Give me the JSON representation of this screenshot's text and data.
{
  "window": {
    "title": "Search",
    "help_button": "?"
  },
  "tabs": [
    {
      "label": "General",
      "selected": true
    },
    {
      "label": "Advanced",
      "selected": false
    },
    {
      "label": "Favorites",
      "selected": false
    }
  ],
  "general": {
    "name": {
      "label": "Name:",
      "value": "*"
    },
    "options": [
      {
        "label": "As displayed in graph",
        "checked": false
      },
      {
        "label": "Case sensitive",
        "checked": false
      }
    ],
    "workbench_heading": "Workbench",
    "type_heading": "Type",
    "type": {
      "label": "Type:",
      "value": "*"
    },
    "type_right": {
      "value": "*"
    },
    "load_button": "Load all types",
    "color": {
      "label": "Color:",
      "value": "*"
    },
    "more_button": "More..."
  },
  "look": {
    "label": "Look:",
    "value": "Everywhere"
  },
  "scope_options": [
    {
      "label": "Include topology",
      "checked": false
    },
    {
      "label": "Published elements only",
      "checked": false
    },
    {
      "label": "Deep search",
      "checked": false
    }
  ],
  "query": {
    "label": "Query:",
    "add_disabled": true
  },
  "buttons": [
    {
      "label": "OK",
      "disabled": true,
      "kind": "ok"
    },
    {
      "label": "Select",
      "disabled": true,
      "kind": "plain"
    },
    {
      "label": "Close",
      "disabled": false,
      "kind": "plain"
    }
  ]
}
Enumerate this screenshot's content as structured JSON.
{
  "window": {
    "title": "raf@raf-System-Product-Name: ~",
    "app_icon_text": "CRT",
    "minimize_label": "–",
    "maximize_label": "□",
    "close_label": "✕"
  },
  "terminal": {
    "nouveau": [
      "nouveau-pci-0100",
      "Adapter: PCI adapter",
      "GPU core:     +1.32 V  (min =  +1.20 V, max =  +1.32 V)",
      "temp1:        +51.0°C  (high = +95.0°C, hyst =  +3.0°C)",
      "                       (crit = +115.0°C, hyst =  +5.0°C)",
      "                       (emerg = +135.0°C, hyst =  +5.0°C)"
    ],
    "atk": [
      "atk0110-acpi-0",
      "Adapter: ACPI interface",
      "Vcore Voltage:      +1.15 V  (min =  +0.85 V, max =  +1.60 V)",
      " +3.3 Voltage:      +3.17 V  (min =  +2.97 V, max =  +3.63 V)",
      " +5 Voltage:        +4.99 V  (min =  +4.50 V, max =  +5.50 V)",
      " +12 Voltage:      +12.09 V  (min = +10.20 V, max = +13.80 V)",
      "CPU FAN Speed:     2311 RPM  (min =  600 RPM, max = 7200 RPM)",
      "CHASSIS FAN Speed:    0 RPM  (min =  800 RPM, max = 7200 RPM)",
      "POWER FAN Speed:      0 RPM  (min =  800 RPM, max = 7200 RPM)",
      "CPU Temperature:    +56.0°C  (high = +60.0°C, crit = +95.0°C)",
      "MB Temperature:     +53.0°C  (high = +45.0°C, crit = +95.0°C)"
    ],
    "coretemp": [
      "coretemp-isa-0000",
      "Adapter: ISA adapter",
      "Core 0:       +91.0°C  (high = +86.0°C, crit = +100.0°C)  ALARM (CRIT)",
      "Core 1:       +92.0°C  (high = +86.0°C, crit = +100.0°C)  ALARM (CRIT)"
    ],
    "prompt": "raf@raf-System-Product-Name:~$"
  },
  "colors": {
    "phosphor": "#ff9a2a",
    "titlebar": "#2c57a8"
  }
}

┄┄┄┄┄┄┄┄┄┄

*WORK INSTRUCTIONS*
Quote the whole listing above, leaving nothing out.

*RESULT FOR THIS TASK*
Give me the JSON representation of this screenshot's text and data.
{
  "window": {
    "title": "Search",
    "help_button": "?"
  },
  "tabs": [
    {
      "label": "General",
      "selected": true
    },
    {
      "label": "Advanced",
      "selected": false
    },
    {
      "label": "Favorites",
      "selected": false
    }
  ],
  "general": {
    "name": {
      "label": "Name:",
      "value": "*"
    },
    "options": [
      {
        "label": "As displayed in graph",
        "checked": false
      },
      {
        "label": "Case sensitive",
        "checked": false
      }
    ],
    "workbench_heading": "Workbench",
    "type_heading": "Type",
    "type": {
      "label": "Type:",
      "value": "*"
    },
    "type_right": {
      "value": "*"
    },
    "load_button": "Load all types",
    "color": {
      "label": "Color:",
      "value": "*"
    },
    "more_button": "More..."
  },
  "look": {
    "label": "Look:",
    "value": "Everywhere"
  },
  "scope_options": [
    {
      "label": "Include topology",
      "checked": false
    },
    {
      "label": "Published elements only",
      "checked": false
    },
    {
      "label": "Deep search",
      "checked": false
    }
  ],
  "query": {
    "label": "Query:",
    "add_disabled": true
  },
  "buttons": [
    {
      "label": "OK",
      "disabled": true,
      "kind": "ok"
    },
    {
      "label": "Select",
      "disabled": true,
      "kind": "plain"
    },
    {
      "label": "Close",
      "disabled": false,
      "kind": "plain"
    }
  ]
}
Enumerate this screenshot's content as structured JSON.
{
  "window": {
    "title": "raf@raf-System-Product-Name: ~",
    "app_icon_text": "CRT",
    "minimize_label": "–",
    "maximize_label": "□",
    "close_label": "✕"
  },
  "terminal": {
    "nouveau": [
      "nouveau-pci-0100",
      "Adapter: PCI adapter",
      "GPU core:     +1.32 V  (min =  +1.20 V, max =  +1.32 V)",
      "temp1:        +51.0°C  (high = +95.0°C, hyst =  +3.0°C)",
      "                       (crit = +115.0°C, hyst =  +5.0°C)",
      "                       (emerg = +135.0°C, hyst =  +5.0°C)"
    ],
    "atk": [
      "atk0110-acpi-0",
      "Adapter: ACPI interface",
      "Vcore Voltage:      +1.15 V  (min =  +0.85 V, max =  +1.60 V)",
      " +3.3 Voltage:      +3.17 V  (min =  +2.97 V, max =  +3.63 V)",
      " +5 Voltage:        +4.99 V  (min =  +4.50 V, max =  +5.50 V)",
      " +12 Voltage:      +12.09 V  (min = +10.20 V, max = +13.80 V)",
      "CPU FAN Speed:     2311 RPM  (min =  600 RPM, max = 7200 RPM)",
      "CHASSIS FAN Speed:    0 RPM  (min =  800 RPM, max = 7200 RPM)",
      "POWER FAN Speed:      0 RPM  (min =  800 RPM, max = 7200 RPM)",
      "CPU Temperature:    +56.0°C  (high = +60.0°C, crit = +95.0°C)",
      "MB Temperature:     +53.0°C  (high = +45.0°C, crit = +95.0°C)"
    ],
    "coretemp": [
      "coretemp-isa-0000",
      "Adapter: ISA adapter",
      "Core 0:       +91.0°C  (high = +86.0°C, crit = +100.0°C)  ALARM (CRIT)",
      "Core 1:       +92.0°C  (high = +86.0°C, crit = +100.0°C)  ALARM (CRIT)"
    ],
    "prompt": "raf@raf-System-Product-Name:~$"
  },
  "colors": {
    "phosphor": "#ff9a2a",
    "titlebar": "#2c57a8"
  }
}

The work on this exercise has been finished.